Written request —
Will you give the material below again, every line exactly as it is?

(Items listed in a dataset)
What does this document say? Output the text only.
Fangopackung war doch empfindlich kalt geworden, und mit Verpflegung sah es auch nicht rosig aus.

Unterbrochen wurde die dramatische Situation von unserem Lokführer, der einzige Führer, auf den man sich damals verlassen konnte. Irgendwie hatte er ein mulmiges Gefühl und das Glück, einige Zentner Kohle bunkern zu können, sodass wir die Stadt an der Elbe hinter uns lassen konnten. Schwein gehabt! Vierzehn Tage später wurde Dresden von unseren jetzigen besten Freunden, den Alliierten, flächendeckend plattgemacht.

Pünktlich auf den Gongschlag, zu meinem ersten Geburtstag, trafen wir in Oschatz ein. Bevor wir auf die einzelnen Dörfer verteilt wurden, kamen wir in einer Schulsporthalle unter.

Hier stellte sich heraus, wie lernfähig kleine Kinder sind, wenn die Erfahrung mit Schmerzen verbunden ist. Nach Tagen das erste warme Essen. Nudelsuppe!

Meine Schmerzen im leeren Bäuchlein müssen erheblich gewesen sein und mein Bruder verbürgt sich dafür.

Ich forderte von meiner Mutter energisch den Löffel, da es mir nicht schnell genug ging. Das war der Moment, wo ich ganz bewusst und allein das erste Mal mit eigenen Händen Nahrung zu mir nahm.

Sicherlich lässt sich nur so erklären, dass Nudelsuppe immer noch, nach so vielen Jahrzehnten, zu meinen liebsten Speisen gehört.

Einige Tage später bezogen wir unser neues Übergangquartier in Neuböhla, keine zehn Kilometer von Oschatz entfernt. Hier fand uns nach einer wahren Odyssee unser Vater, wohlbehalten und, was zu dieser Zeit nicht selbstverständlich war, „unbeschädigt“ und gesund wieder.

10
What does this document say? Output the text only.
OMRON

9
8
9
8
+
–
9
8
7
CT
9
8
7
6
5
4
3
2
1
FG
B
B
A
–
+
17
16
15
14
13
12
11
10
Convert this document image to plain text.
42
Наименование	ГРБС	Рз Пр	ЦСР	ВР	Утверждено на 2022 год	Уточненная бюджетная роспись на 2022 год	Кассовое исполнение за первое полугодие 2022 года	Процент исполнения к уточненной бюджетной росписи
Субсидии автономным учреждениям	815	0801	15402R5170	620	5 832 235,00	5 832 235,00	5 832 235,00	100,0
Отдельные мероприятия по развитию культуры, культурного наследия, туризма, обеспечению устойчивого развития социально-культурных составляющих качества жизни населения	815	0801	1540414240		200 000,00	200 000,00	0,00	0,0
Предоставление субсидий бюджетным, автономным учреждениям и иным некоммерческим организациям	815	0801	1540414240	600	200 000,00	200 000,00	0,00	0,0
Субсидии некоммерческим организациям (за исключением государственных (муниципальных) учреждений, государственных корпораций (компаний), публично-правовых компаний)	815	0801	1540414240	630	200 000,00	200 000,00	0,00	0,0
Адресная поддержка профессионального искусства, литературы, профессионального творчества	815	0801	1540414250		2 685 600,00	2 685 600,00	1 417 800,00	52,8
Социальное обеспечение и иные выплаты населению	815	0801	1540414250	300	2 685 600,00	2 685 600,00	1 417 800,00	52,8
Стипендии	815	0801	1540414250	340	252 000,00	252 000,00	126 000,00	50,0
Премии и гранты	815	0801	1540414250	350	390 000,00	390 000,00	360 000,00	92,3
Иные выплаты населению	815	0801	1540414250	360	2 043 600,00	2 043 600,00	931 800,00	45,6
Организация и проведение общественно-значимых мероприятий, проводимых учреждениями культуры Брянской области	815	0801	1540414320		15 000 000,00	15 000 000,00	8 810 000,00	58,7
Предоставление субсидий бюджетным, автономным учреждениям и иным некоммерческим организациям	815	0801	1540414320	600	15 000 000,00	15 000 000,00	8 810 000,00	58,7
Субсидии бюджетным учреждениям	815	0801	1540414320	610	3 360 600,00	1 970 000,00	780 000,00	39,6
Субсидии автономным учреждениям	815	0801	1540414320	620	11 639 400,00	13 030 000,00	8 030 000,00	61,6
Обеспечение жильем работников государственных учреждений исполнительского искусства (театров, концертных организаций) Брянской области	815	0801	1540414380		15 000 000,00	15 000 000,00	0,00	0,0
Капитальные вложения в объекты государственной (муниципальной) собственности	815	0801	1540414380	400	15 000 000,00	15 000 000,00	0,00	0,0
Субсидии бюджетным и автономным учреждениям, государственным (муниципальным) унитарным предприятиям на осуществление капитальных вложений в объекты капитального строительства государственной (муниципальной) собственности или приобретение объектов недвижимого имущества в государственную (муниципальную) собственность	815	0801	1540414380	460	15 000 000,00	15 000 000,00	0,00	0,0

Task answer —
What does this document say? Output the text only.
Fangopackung war doch empfindlich kalt geworden, und mit Verpflegung sah es auch nicht rosig aus.

Unterbrochen wurde die dramatische Situation von unserem Lokführer, der einzige Führer, auf den man sich damals verlassen konnte. Irgendwie hatte er ein mulmiges Gefühl und das Glück, einige Zentner Kohle bunkern zu können, sodass wir die Stadt an der Elbe hinter uns lassen konnten. Schwein gehabt! Vierzehn Tage später wurde Dresden von unseren jetzigen besten Freunden, den Alliierten, flächendeckend plattgemacht.

Pünktlich auf den Gongschlag, zu meinem ersten Geburtstag, trafen wir in Oschatz ein. Bevor wir auf die einzelnen Dörfer verteilt wurden, kamen wir in einer Schulsporthalle unter.

Hier stellte sich heraus, wie lernfähig kleine Kinder sind, wenn die Erfahrung mit Schmerzen verbunden ist. Nach Tagen das erste warme Essen. Nudelsuppe!

Meine Schmerzen im leeren Bäuchlein müssen erheblich gewesen sein und mein Bruder verbürgt sich dafür.

Ich forderte von meiner Mutter energisch den Löffel, da es mir nicht schnell genug ging. Das war der Moment, wo ich ganz bewusst und allein das erste Mal mit eigenen Händen Nahrung zu mir nahm.

Sicherlich lässt sich nur so erklären, dass Nudelsuppe immer noch, nach so vielen Jahrzehnten, zu meinen liebsten Speisen gehört.

Einige Tage später bezogen wir unser neues Übergangquartier in Neuböhla, keine zehn Kilometer von Oschatz entfernt. Hier fand uns nach einer wahren Odyssee unser Vater, wohlbehalten und, was zu dieser Zeit nicht selbstverständlich war, „unbeschädigt“ und gesund wieder.

10
What does this document say? Output the text only.
OMRON

9
8
9
8
+
–
9
8
7
CT
9
8
7
6
5
4
3
2
1
FG
B
B
A
–
+
17
16
15
14
13
12
11
10
Convert this document image to plain text.
42
Наименование	ГРБС	Рз Пр	ЦСР	ВР	Утверждено на 2022 год	Уточненная бюджетная роспись на 2022 год	Кассовое исполнение за первое полугодие 2022 года	Процент исполнения к уточненной бюджетной росписи
Субсидии автономным учреждениям	815	0801	15402R5170	620	5 832 235,00	5 832 235,00	5 832 235,00	100,0
Отдельные мероприятия по развитию культуры, культурного наследия, туризма, обеспечению устойчивого развития социально-культурных составляющих качества жизни населения	815	0801	1540414240		200 000,00	200 000,00	0,00	0,0
Предоставление субсидий бюджетным, автономным учреждениям и иным некоммерческим организациям	815	0801	1540414240	600	200 000,00	200 000,00	0,00	0,0
Субсидии некоммерческим организациям (за исключением государственных (муниципальных) учреждений, государственных корпораций (компаний), публично-правовых компаний)	815	0801	1540414240	630	200 000,00	200 000,00	0,00	0,0
Адресная поддержка профессионального искусства, литературы, профессионального творчества	815	0801	1540414250		2 685 600,00	2 685 600,00	1 417 800,00	52,8
Социальное обеспечение и иные выплаты населению	815	0801	1540414250	300	2 685 600,00	2 685 600,00	1 417 800,00	52,8
Стипендии	815	0801	1540414250	340	252 000,00	252 000,00	126 000,00	50,0
Премии и гранты	815	0801	1540414250	350	390 000,00	390 000,00	360 000,00	92,3
Иные выплаты населению	815	0801	1540414250	360	2 043 600,00	2 043 600,00	931 800,00	45,6
Организация и проведение общественно-значимых мероприятий, проводимых учреждениями культуры Брянской области	815	0801	1540414320		15 000 000,00	15 000 000,00	8 810 000,00	58,7
Предоставление субсидий бюджетным, автономным учреждениям и иным некоммерческим организациям	815	0801	1540414320	600	15 000 000,00	15 000 000,00	8 810 000,00	58,7
Субсидии бюджетным учреждениям	815	0801	1540414320	610	3 360 600,00	1 970 000,00	780 000,00	39,6
Субсидии автономным учреждениям	815	0801	1540414320	620	11 639 400,00	13 030 000,00	8 030 000,00	61,6
Обеспечение жильем работников государственных учреждений исполнительского искусства (театров, концертных организаций) Брянской области	815	0801	1540414380		15 000 000,00	15 000 000,00	0,00	0,0
Капитальные вложения в объекты государственной (муниципальной) собственности	815	0801	1540414380	400	15 000 000,00	15 000 000,00	0,00	0,0
Субсидии бюджетным и автономным учреждениям, государственным (муниципальным) унитарным предприятиям на осуществление капитальных вложений в объекты капитального строительства государственной (муниципальной) собственности или приобретение объектов недвижимого имущества в государственную (муниципальную) собственность	815	0801	1540414380	460	15 000 000,00	15 000 000,00	0,00	0,0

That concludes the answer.